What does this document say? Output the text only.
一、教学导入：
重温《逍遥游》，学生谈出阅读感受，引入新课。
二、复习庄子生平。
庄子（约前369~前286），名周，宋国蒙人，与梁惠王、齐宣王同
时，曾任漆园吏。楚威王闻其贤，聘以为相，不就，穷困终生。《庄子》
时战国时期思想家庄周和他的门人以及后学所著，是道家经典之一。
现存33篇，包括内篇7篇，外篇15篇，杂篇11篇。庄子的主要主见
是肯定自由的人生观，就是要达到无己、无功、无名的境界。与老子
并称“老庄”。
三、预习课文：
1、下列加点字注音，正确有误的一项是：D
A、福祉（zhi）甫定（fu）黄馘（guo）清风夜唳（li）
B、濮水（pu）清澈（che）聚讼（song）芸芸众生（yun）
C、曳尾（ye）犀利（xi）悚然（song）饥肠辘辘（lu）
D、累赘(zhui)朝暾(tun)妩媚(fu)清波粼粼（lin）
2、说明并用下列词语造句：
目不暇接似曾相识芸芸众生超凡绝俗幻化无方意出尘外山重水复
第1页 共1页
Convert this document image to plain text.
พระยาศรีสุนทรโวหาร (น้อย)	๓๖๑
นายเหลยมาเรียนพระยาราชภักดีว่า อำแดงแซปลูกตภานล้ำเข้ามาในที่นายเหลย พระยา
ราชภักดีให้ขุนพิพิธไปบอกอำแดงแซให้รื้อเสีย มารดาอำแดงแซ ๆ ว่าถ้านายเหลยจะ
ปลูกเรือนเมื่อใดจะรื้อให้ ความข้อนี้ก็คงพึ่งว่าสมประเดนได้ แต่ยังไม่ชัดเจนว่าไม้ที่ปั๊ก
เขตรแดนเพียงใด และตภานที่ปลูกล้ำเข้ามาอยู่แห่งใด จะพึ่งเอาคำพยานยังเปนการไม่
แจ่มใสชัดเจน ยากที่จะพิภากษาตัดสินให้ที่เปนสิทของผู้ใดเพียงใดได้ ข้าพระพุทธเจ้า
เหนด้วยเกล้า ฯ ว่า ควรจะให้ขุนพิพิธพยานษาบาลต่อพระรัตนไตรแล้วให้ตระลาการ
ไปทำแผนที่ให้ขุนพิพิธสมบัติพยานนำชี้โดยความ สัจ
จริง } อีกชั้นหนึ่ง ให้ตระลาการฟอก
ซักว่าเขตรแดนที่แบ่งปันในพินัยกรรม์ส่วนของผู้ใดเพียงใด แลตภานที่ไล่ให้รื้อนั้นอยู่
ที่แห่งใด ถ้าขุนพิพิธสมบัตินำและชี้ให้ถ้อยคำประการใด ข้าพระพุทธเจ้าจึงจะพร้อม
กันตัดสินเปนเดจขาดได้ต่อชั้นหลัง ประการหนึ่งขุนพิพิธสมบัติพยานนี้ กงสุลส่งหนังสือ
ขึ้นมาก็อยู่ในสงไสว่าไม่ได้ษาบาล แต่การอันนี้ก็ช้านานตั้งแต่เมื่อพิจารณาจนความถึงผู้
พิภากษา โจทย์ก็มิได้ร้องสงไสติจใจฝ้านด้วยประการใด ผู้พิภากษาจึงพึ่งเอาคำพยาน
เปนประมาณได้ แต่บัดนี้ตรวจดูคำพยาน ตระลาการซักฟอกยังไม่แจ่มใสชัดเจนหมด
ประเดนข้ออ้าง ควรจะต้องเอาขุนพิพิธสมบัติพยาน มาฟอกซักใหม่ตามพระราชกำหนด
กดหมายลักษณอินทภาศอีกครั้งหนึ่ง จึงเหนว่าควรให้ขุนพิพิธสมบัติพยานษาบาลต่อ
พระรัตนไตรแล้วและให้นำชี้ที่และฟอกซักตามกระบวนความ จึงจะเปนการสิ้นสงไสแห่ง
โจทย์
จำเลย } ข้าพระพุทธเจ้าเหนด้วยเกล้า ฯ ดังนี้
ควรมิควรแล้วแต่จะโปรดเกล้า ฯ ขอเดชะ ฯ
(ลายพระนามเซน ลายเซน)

######

• _AIM_
Copy out the full set of records precisely, leaving nothing out.

• _ANSWER TO THE EXERCISE_
What does this document say? Output the text only.
一、教学导入：
重温《逍遥游》，学生谈出阅读感受，引入新课。
二、复习庄子生平。
庄子（约前369~前286），名周，宋国蒙人，与梁惠王、齐宣王同
时，曾任漆园吏。楚威王闻其贤，聘以为相，不就，穷困终生。《庄子》
时战国时期思想家庄周和他的门人以及后学所著，是道家经典之一。
现存33篇，包括内篇7篇，外篇15篇，杂篇11篇。庄子的主要主见
是肯定自由的人生观，就是要达到无己、无功、无名的境界。与老子
并称“老庄”。
三、预习课文：
1、下列加点字注音，正确有误的一项是：D
A、福祉（zhi）甫定（fu）黄馘（guo）清风夜唳（li）
B、濮水（pu）清澈（che）聚讼（song）芸芸众生（yun）
C、曳尾（ye）犀利（xi）悚然（song）饥肠辘辘（lu）
D、累赘(zhui)朝暾(tun)妩媚(fu)清波粼粼（lin）
2、说明并用下列词语造句：
目不暇接似曾相识芸芸众生超凡绝俗幻化无方意出尘外山重水复
第1页 共1页
Convert this document image to plain text.
พระยาศรีสุนทรโวหาร (น้อย)	๓๖๑
นายเหลยมาเรียนพระยาราชภักดีว่า อำแดงแซปลูกตภานล้ำเข้ามาในที่นายเหลย พระยา
ราชภักดีให้ขุนพิพิธไปบอกอำแดงแซให้รื้อเสีย มารดาอำแดงแซ ๆ ว่าถ้านายเหลยจะ
ปลูกเรือนเมื่อใดจะรื้อให้ ความข้อนี้ก็คงพึ่งว่าสมประเดนได้ แต่ยังไม่ชัดเจนว่าไม้ที่ปั๊ก
เขตรแดนเพียงใด และตภานที่ปลูกล้ำเข้ามาอยู่แห่งใด จะพึ่งเอาคำพยานยังเปนการไม่
แจ่มใสชัดเจน ยากที่จะพิภากษาตัดสินให้ที่เปนสิทของผู้ใดเพียงใดได้ ข้าพระพุทธเจ้า
เหนด้วยเกล้า ฯ ว่า ควรจะให้ขุนพิพิธพยานษาบาลต่อพระรัตนไตรแล้วให้ตระลาการ
ไปทำแผนที่ให้ขุนพิพิธสมบัติพยานนำชี้โดยความ สัจ
จริง } อีกชั้นหนึ่ง ให้ตระลาการฟอก
ซักว่าเขตรแดนที่แบ่งปันในพินัยกรรม์ส่วนของผู้ใดเพียงใด แลตภานที่ไล่ให้รื้อนั้นอยู่
ที่แห่งใด ถ้าขุนพิพิธสมบัตินำและชี้ให้ถ้อยคำประการใด ข้าพระพุทธเจ้าจึงจะพร้อม
กันตัดสินเปนเดจขาดได้ต่อชั้นหลัง ประการหนึ่งขุนพิพิธสมบัติพยานนี้ กงสุลส่งหนังสือ
ขึ้นมาก็อยู่ในสงไสว่าไม่ได้ษาบาล แต่การอันนี้ก็ช้านานตั้งแต่เมื่อพิจารณาจนความถึงผู้
พิภากษา โจทย์ก็มิได้ร้องสงไสติจใจฝ้านด้วยประการใด ผู้พิภากษาจึงพึ่งเอาคำพยาน
เปนประมาณได้ แต่บัดนี้ตรวจดูคำพยาน ตระลาการซักฟอกยังไม่แจ่มใสชัดเจนหมด
ประเดนข้ออ้าง ควรจะต้องเอาขุนพิพิธสมบัติพยาน มาฟอกซักใหม่ตามพระราชกำหนด
กดหมายลักษณอินทภาศอีกครั้งหนึ่ง จึงเหนว่าควรให้ขุนพิพิธสมบัติพยานษาบาลต่อ
พระรัตนไตรแล้วและให้นำชี้ที่และฟอกซักตามกระบวนความ จึงจะเปนการสิ้นสงไสแห่ง
โจทย์
จำเลย } ข้าพระพุทธเจ้าเหนด้วยเกล้า ฯ ดังนี้
ควรมิควรแล้วแต่จะโปรดเกล้า ฯ ขอเดชะ ฯ
(ลายพระนามเซน ลายเซน)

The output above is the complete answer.